__What you need to do__: Work out how many lines have "kind" in them. Give only that number.

=== Entries provided ===

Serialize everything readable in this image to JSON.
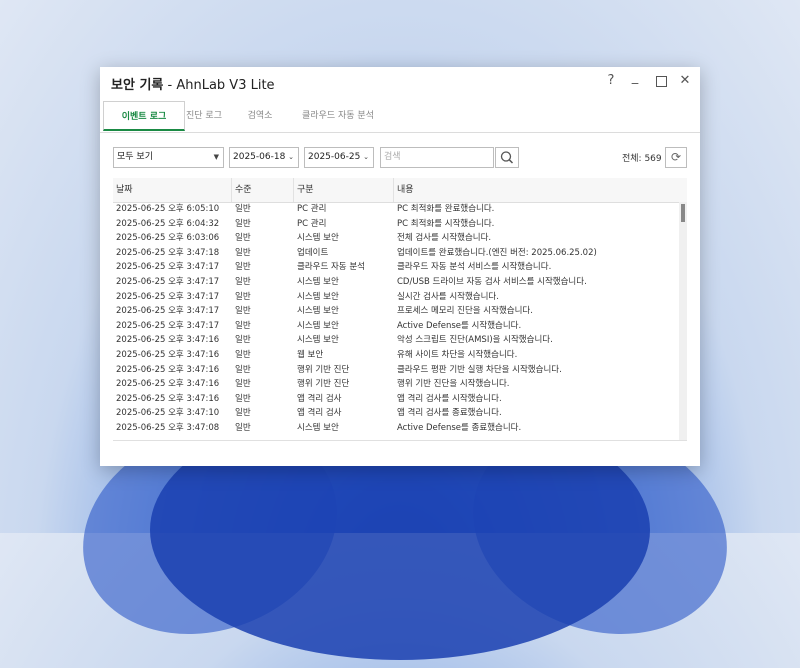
{
  "window": {
    "title": "보안 기록",
    "subtitle": " - AhnLab V3 Lite",
    "help": "?",
    "close": "✕"
  },
  "tabs": [
    {
      "label": "이벤트 로그",
      "active": true
    },
    {
      "label": "진단 로그",
      "active": false
    },
    {
      "label": "검역소",
      "active": false
    },
    {
      "label": "클라우드 자동 분석",
      "active": false
    }
  ],
  "filters": {
    "view_select": "모두 보기",
    "date_from": "2025-06-18",
    "date_to": "2025-06-25",
    "search_placeholder": "검색",
    "total": "전체: 569"
  },
  "table": {
    "columns": [
      "날짜",
      "수준",
      "구분",
      "내용"
    ],
    "rows": [
      [
        "2025-06-25 오후 6:05:10",
        "일반",
        "PC 관리",
        "PC 최적화를 완료했습니다."
      ],
      [
        "2025-06-25 오후 6:04:32",
        "일반",
        "PC 관리",
        "PC 최적화를 시작했습니다."
      ],
      [
        "2025-06-25 오후 6:03:06",
        "일반",
        "시스템 보안",
        "전체 검사를 시작했습니다."
      ],
      [
        "2025-06-25 오후 3:47:18",
        "일반",
        "업데이트",
        "업데이트를 완료했습니다.(엔진 버전: 2025.06.25.02)"
      ],
      [
        "2025-06-25 오후 3:47:17",
        "일반",
        "클라우드 자동 분석",
        "클라우드 자동 분석 서비스를 시작했습니다."
      ],
      [
        "2025-06-25 오후 3:47:17",
        "일반",
        "시스템 보안",
        "CD/USB 드라이브 자동 검사 서비스를 시작했습니다."
      ],
      [
        "2025-06-25 오후 3:47:17",
        "일반",
        "시스템 보안",
        "실시간 검사를 시작했습니다."
      ],
      [
        "2025-06-25 오후 3:47:17",
        "일반",
        "시스템 보안",
        "프로세스 메모리 진단을 시작했습니다."
      ],
      [
        "2025-06-25 오후 3:47:17",
        "일반",
        "시스템 보안",
        "Active Defense를 시작했습니다."
      ],
      [
        "2025-06-25 오후 3:47:16",
        "일반",
        "시스템 보안",
        "악성 스크립트 진단(AMSI)을 시작했습니다."
      ],
      [
        "2025-06-25 오후 3:47:16",
        "일반",
        "웹 보안",
        "유해 사이트 차단을 시작했습니다."
      ],
      [
        "2025-06-25 오후 3:47:16",
        "일반",
        "행위 기반 진단",
        "클라우드 평판 기반 실행 차단을 시작했습니다."
      ],
      [
        "2025-06-25 오후 3:47:16",
        "일반",
        "행위 기반 진단",
        "행위 기반 진단을 시작했습니다."
      ],
      [
        "2025-06-25 오후 3:47:16",
        "일반",
        "앱 격리 검사",
        "앱 격리 검사를 시작했습니다."
      ],
      [
        "2025-06-25 오후 3:47:10",
        "일반",
        "앱 격리 검사",
        "앱 격리 검사를 종료했습니다."
      ],
      [
        "2025-06-25 오후 3:47:08",
        "일반",
        "시스템 보안",
        "Active Defense를 종료했습니다."
      ]
    ]
  },
  "colors": {
    "accent": "#1a8a44"
  }
}
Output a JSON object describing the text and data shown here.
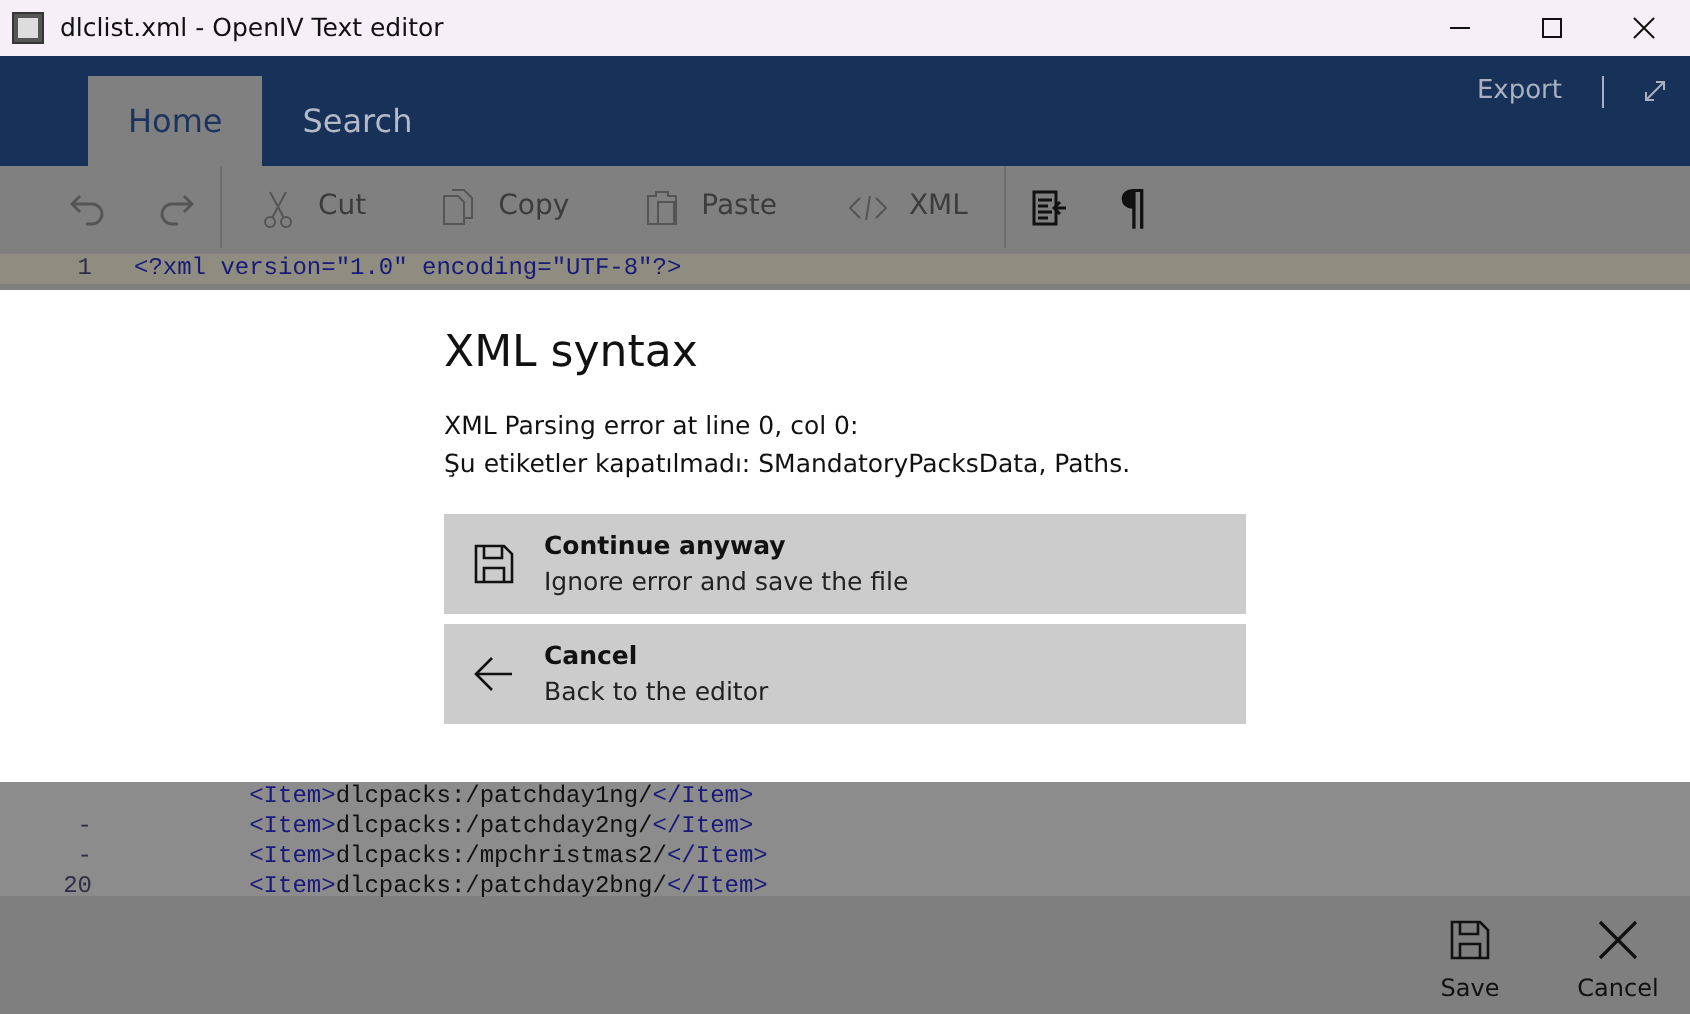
{
  "window": {
    "title": "dlclist.xml - OpenIV Text editor"
  },
  "header": {
    "tabs": [
      {
        "label": "Home",
        "selected": true
      },
      {
        "label": "Search",
        "selected": false
      }
    ],
    "actions": [
      {
        "label": "Export"
      }
    ]
  },
  "toolbar": {
    "items": [
      {
        "kind": "undo",
        "disabled": true
      },
      {
        "kind": "redo",
        "disabled": true
      },
      {
        "kind": "cut",
        "label": "Cut",
        "disabled": true
      },
      {
        "kind": "copy",
        "label": "Copy",
        "disabled": true
      },
      {
        "kind": "paste",
        "label": "Paste",
        "disabled": true
      },
      {
        "kind": "xml",
        "label": "XML",
        "disabled": true
      },
      {
        "kind": "wrap",
        "disabled": false
      },
      {
        "kind": "glyph",
        "label": "¶",
        "disabled": false
      }
    ]
  },
  "editor": {
    "top_lines": [
      {
        "number": "1",
        "text": "<?xml version=\"1.0\" encoding=\"UTF-8\"?>",
        "current": true
      }
    ],
    "bottom_lines": [
      {
        "text": "        <Item>dlcpacks:/patchday1ng/</Item>",
        "current": false
      },
      {
        "number": "-",
        "text": "        <Item>dlcpacks:/patchday2ng/</Item>",
        "current": false
      },
      {
        "number": "-",
        "text": "        <Item>dlcpacks:/mpchristmas2/</Item>",
        "current": false
      },
      {
        "number": "20",
        "text": "        <Item>dlcpacks:/patchday2bng/</Item>",
        "current": false
      }
    ]
  },
  "dialog": {
    "title": "XML syntax",
    "message": [
      "XML Parsing error at line 0, col 0:",
      "Şu etiketler kapatılmadı: SMandatoryPacksData, Paths."
    ],
    "options": [
      {
        "title": "Continue anyway",
        "subtitle": "Ignore error and save the file"
      },
      {
        "title": "Cancel",
        "subtitle": "Back to the editor"
      }
    ]
  },
  "bottom_bar": {
    "buttons": [
      {
        "label": "Save"
      },
      {
        "label": "Cancel"
      }
    ]
  }
}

===

__Result of the exercise__: 8